What you have to do:
Find the lines with the string "title" and return them.

The input:
--------------------------------
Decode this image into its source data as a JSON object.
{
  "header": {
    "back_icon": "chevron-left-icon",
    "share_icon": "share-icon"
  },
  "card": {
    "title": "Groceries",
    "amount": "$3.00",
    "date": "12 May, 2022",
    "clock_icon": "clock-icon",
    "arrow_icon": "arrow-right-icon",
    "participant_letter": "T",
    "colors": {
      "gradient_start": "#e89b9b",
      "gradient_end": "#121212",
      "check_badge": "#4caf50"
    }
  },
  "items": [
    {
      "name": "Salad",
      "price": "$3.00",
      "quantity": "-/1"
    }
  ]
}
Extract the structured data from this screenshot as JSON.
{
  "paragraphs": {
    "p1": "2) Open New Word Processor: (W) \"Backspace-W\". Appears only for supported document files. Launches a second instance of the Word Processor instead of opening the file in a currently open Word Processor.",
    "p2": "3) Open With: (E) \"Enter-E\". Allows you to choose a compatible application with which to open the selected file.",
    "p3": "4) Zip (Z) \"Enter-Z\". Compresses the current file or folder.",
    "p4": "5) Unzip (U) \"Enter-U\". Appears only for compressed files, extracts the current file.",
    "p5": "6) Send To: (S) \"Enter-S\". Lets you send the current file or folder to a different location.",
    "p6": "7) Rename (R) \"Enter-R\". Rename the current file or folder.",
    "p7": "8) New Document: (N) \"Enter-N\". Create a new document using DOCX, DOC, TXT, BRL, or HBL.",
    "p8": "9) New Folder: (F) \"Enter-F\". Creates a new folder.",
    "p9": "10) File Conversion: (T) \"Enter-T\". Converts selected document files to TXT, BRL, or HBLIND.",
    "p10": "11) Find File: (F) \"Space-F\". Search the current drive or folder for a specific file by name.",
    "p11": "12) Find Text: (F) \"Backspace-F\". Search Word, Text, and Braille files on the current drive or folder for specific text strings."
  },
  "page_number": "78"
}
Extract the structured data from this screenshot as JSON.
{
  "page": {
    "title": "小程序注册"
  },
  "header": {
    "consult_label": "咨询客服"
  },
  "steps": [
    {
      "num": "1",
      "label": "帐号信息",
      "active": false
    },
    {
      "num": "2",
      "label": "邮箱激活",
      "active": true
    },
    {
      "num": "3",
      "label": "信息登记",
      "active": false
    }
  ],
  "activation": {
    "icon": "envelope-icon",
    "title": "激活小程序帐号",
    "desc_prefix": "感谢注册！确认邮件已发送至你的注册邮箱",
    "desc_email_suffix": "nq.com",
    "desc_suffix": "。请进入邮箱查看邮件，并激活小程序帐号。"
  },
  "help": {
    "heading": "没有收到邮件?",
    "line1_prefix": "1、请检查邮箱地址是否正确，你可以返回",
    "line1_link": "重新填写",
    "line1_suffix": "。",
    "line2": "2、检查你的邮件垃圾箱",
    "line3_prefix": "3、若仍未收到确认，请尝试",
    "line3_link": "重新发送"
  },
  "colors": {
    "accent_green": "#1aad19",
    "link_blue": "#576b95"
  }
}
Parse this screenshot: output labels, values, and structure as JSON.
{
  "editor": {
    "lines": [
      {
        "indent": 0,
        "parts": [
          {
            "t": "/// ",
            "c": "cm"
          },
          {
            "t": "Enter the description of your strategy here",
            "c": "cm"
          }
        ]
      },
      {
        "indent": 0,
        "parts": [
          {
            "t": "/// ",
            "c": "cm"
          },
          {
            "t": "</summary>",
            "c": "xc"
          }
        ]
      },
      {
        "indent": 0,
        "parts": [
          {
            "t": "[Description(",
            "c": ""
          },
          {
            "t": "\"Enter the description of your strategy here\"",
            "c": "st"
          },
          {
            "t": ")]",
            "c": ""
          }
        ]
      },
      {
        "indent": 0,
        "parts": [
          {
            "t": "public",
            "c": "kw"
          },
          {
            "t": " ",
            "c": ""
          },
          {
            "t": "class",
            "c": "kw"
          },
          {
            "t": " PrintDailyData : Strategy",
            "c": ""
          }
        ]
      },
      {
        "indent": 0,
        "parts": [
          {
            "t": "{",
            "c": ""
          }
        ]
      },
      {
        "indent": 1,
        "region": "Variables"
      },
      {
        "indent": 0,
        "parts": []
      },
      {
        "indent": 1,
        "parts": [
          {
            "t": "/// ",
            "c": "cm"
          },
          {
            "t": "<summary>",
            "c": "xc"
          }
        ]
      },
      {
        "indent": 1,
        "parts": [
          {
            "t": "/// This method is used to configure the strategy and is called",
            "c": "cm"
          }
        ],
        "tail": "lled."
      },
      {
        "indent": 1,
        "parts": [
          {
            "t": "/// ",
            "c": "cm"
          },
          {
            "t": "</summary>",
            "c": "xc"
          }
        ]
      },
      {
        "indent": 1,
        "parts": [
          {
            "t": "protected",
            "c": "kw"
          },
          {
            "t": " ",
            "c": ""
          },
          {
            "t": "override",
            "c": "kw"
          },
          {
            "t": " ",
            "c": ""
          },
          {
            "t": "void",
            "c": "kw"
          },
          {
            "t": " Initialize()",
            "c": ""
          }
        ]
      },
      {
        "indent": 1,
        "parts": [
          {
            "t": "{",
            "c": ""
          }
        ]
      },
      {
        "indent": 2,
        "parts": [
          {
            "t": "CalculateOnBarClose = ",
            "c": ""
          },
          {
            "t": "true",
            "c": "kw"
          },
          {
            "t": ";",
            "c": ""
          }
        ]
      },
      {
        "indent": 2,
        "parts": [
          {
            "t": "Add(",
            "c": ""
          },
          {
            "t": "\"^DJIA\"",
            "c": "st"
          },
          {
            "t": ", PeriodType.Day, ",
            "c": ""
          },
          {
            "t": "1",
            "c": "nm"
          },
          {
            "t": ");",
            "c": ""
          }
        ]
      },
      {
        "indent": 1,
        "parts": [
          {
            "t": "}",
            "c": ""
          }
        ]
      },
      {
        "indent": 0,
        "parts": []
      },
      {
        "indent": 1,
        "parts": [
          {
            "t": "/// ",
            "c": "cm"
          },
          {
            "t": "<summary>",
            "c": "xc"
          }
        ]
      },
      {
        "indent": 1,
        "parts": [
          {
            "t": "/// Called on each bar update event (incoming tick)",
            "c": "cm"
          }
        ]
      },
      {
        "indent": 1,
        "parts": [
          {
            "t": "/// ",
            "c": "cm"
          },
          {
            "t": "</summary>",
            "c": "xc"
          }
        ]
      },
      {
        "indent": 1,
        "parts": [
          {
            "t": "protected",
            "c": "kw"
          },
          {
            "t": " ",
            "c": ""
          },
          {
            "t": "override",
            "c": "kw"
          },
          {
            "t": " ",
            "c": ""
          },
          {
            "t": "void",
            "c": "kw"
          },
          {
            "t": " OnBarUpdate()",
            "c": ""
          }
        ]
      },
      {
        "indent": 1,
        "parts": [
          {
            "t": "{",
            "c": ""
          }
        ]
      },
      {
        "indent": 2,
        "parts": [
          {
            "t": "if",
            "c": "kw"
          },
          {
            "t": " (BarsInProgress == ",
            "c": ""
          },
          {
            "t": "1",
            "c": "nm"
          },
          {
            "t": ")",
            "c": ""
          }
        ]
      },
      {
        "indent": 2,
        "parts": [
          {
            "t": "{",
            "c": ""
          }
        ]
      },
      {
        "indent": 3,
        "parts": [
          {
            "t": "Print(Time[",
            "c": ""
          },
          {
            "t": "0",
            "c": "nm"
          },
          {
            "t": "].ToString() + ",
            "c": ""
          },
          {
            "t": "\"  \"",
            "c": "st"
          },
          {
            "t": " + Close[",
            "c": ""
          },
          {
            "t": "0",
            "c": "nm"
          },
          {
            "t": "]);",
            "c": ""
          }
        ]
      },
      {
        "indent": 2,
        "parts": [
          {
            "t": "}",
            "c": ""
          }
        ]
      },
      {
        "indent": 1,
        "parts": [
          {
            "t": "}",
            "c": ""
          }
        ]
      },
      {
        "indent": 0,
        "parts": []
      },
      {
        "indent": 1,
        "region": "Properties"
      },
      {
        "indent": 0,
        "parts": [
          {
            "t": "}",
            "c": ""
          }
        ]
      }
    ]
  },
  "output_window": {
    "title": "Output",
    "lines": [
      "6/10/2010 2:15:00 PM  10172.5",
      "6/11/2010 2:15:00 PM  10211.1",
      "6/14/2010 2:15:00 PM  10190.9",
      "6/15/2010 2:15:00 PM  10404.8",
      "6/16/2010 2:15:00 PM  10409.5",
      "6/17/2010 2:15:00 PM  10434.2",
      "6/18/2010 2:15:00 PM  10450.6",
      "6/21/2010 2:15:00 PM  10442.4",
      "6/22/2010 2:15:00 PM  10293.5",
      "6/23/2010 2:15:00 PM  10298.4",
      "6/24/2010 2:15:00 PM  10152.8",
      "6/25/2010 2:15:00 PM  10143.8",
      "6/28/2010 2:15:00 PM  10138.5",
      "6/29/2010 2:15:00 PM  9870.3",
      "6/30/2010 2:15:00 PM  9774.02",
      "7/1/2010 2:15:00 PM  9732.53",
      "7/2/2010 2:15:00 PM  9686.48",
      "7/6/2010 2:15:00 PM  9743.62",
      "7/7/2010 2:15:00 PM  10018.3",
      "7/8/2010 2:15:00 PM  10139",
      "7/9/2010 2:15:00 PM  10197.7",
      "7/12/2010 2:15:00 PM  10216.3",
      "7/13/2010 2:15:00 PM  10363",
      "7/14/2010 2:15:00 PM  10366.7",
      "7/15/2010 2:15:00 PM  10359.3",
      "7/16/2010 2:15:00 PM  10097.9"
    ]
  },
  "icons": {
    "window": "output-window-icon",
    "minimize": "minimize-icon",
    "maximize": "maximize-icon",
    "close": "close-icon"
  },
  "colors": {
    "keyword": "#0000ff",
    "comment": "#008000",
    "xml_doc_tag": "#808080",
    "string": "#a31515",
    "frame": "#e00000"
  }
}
--------------------------------
Correct output:
    "title": "Groceries",
    "title": "小程序注册"
    "title": "激活小程序帐号",
    "title": "Output",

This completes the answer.